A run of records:
= = = =
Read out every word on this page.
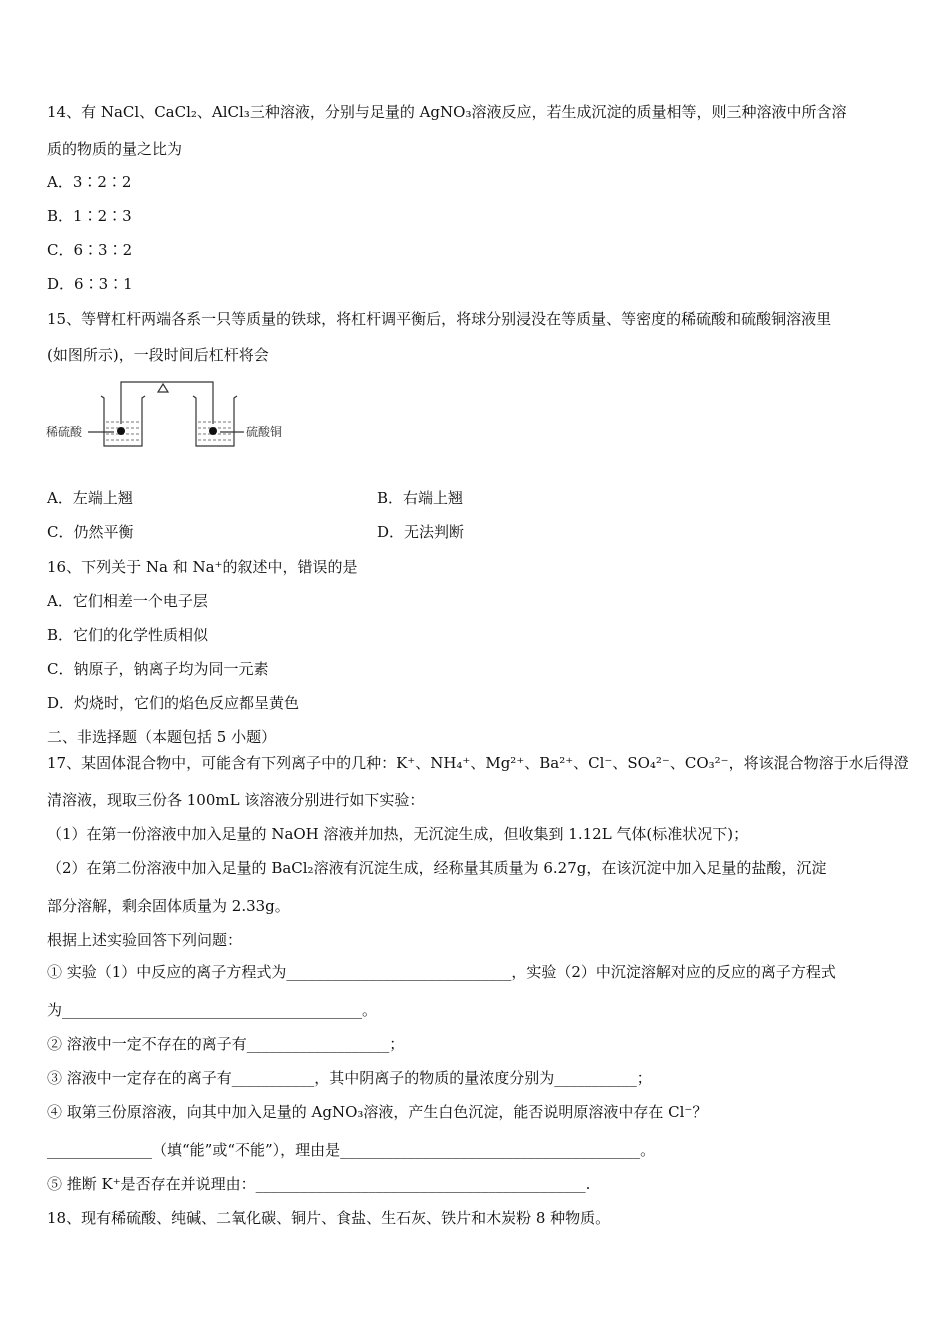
14、有 NaCl、CaCl₂、AlCl₃三种溶液，分别与足量的 AgNO₃溶液反应，若生成沉淀的质量相等，则三种溶液中所含溶
质的物质的量之比为
A．3∶2∶2
B．1∶2∶3
C．6∶3∶2
D．6∶3∶1
15、等臂杠杆两端各系一只等质量的铁球，将杠杆调平衡后，将球分别浸没在等质量、等密度的稀硫酸和硫酸铜溶液里
(如图所示)，一段时间后杠杆将会
稀硫酸	硫酸铜
A．左端上翘	B．右端上翘
C．仍然平衡	D．无法判断
16、下列关于 Na 和 Na⁺的叙述中，错误的是
A．它们相差一个电子层
B．它们的化学性质相似
C．钠原子，钠离子均为同一元素
D．灼烧时，它们的焰色反应都呈黄色
二、非选择题（本题包括 5 小题）
17、某固体混合物中，可能含有下列离子中的几种：K⁺、NH₄⁺、Mg²⁺、Ba²⁺、Cl⁻、SO₄²⁻、CO₃²⁻，将该混合物溶于水后得澄
清溶液，现取三份各 100mL 该溶液分别进行如下实验：
（1）在第一份溶液中加入足量的 NaOH 溶液并加热，无沉淀生成，但收集到 1.12L 气体(标准状况下)；
（2）在第二份溶液中加入足量的 BaCl₂溶液有沉淀生成，经称量其质量为 6.27g，在该沉淀中加入足量的盐酸，沉淀
部分溶解，剩余固体质量为 2.33g。
根据上述实验回答下列问题：
① 实验（1）中反应的离子方程式为______________________________，实验（2）中沉淀溶解对应的反应的离子方程式
为________________________________________。
② 溶液中一定不存在的离子有___________________；
③ 溶液中一定存在的离子有___________，其中阴离子的物质的量浓度分别为___________；
④ 取第三份原溶液，向其中加入足量的 AgNO₃溶液，产生白色沉淀，能否说明原溶液中存在 Cl⁻？
______________（填“能”或“不能”），理由是________________________________________。
⑤ 推断 K⁺是否存在并说理由：____________________________________________.
18、现有稀硫酸、纯碱、二氧化碳、铜片、食盐、生石灰、铁片和木炭粉 8 种物质。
= = = =
What the task asks: Copy the material above exactly and drop the pictures.

Output for this exercise:
Read out every word on this page.
14、有 NaCl、CaCl₂、AlCl₃三种溶液，分别与足量的 AgNO₃溶液反应，若生成沉淀的质量相等，则三种溶液中所含溶
质的物质的量之比为
A．3∶2∶2
B．1∶2∶3
C．6∶3∶2
D．6∶3∶1
15、等臂杠杆两端各系一只等质量的铁球，将杠杆调平衡后，将球分别浸没在等质量、等密度的稀硫酸和硫酸铜溶液里
(如图所示)，一段时间后杠杆将会
稀硫酸	硫酸铜
A．左端上翘	B．右端上翘
C．仍然平衡	D．无法判断
16、下列关于 Na 和 Na⁺的叙述中，错误的是
A．它们相差一个电子层
B．它们的化学性质相似
C．钠原子，钠离子均为同一元素
D．灼烧时，它们的焰色反应都呈黄色
二、非选择题（本题包括 5 小题）
17、某固体混合物中，可能含有下列离子中的几种：K⁺、NH₄⁺、Mg²⁺、Ba²⁺、Cl⁻、SO₄²⁻、CO₃²⁻，将该混合物溶于水后得澄
清溶液，现取三份各 100mL 该溶液分别进行如下实验：
（1）在第一份溶液中加入足量的 NaOH 溶液并加热，无沉淀生成，但收集到 1.12L 气体(标准状况下)；
（2）在第二份溶液中加入足量的 BaCl₂溶液有沉淀生成，经称量其质量为 6.27g，在该沉淀中加入足量的盐酸，沉淀
部分溶解，剩余固体质量为 2.33g。
根据上述实验回答下列问题：
① 实验（1）中反应的离子方程式为______________________________，实验（2）中沉淀溶解对应的反应的离子方程式
为________________________________________。
② 溶液中一定不存在的离子有___________________；
③ 溶液中一定存在的离子有___________，其中阴离子的物质的量浓度分别为___________；
④ 取第三份原溶液，向其中加入足量的 AgNO₃溶液，产生白色沉淀，能否说明原溶液中存在 Cl⁻？
______________（填“能”或“不能”），理由是________________________________________。
⑤ 推断 K⁺是否存在并说理由：____________________________________________.
18、现有稀硫酸、纯碱、二氧化碳、铜片、食盐、生石灰、铁片和木炭粉 8 种物质。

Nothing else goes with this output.